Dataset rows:

☆ ☆ ☆ ☆

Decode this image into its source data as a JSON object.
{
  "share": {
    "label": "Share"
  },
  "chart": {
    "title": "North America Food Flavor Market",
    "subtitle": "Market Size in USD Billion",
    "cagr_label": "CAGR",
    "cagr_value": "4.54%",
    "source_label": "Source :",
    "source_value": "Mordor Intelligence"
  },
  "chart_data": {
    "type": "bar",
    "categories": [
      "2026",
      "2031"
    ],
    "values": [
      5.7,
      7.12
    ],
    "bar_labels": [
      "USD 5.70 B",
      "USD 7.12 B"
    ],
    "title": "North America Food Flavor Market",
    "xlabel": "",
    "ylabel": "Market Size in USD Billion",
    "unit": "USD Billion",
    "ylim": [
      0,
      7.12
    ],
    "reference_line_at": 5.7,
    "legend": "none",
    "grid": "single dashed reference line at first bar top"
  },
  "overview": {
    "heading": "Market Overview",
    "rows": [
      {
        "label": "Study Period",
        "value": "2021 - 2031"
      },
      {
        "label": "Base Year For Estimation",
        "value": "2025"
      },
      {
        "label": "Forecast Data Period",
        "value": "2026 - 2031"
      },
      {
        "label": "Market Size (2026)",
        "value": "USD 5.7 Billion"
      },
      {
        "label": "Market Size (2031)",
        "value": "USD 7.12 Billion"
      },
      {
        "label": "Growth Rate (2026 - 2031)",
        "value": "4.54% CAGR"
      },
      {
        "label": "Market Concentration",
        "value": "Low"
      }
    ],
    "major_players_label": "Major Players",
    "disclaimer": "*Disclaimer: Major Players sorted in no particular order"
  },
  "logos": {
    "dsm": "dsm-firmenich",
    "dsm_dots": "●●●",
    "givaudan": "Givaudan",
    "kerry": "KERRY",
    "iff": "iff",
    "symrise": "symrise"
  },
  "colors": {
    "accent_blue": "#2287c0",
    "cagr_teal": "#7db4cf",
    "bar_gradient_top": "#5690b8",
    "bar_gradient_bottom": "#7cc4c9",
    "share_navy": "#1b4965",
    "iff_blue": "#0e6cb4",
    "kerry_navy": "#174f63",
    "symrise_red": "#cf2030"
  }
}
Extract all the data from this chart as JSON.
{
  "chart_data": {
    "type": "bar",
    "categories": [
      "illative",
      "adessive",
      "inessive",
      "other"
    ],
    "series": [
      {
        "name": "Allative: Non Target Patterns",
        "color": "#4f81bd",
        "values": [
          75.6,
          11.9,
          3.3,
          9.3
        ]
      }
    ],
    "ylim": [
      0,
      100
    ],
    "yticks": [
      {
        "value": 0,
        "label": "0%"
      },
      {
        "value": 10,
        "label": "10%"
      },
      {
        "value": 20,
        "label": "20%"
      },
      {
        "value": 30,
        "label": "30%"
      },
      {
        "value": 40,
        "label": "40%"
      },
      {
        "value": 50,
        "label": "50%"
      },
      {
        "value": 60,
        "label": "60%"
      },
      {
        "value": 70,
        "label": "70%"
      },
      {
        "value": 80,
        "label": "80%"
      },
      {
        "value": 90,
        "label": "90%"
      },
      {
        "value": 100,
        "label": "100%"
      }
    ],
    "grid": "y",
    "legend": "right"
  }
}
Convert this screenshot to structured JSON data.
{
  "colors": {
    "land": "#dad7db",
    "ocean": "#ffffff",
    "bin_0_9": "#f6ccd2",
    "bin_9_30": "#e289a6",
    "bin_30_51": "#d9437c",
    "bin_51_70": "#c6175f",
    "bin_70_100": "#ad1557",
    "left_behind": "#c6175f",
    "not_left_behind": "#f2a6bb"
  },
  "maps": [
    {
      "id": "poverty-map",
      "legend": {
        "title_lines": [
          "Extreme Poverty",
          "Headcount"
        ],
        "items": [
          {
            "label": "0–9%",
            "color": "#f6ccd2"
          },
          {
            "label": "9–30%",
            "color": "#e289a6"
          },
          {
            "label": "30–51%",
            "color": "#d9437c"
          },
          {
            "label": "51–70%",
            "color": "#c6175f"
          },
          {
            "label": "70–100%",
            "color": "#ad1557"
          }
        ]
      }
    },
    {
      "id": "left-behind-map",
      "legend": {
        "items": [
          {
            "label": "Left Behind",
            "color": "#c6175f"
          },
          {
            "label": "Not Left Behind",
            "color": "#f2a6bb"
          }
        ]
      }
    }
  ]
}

☆ ☆ ☆ ☆

Starting at the line that contains "Convert this screenshot", print every line through the end of the listing, word for word. Leave out all the rest.

● Full response:
Convert this screenshot to structured JSON data.
{
  "colors": {
    "land": "#dad7db",
    "ocean": "#ffffff",
    "bin_0_9": "#f6ccd2",
    "bin_9_30": "#e289a6",
    "bin_30_51": "#d9437c",
    "bin_51_70": "#c6175f",
    "bin_70_100": "#ad1557",
    "left_behind": "#c6175f",
    "not_left_behind": "#f2a6bb"
  },
  "maps": [
    {
      "id": "poverty-map",
      "legend": {
        "title_lines": [
          "Extreme Poverty",
          "Headcount"
        ],
        "items": [
          {
            "label": "0–9%",
            "color": "#f6ccd2"
          },
          {
            "label": "9–30%",
            "color": "#e289a6"
          },
          {
            "label": "30–51%",
            "color": "#d9437c"
          },
          {
            "label": "51–70%",
            "color": "#c6175f"
          },
          {
            "label": "70–100%",
            "color": "#ad1557"
          }
        ]
      }
    },
    {
      "id": "left-behind-map",
      "legend": {
        "items": [
          {
            "label": "Left Behind",
            "color": "#c6175f"
          },
          {
            "label": "Not Left Behind",
            "color": "#f2a6bb"
          }
        ]
      }
    }
  ]
}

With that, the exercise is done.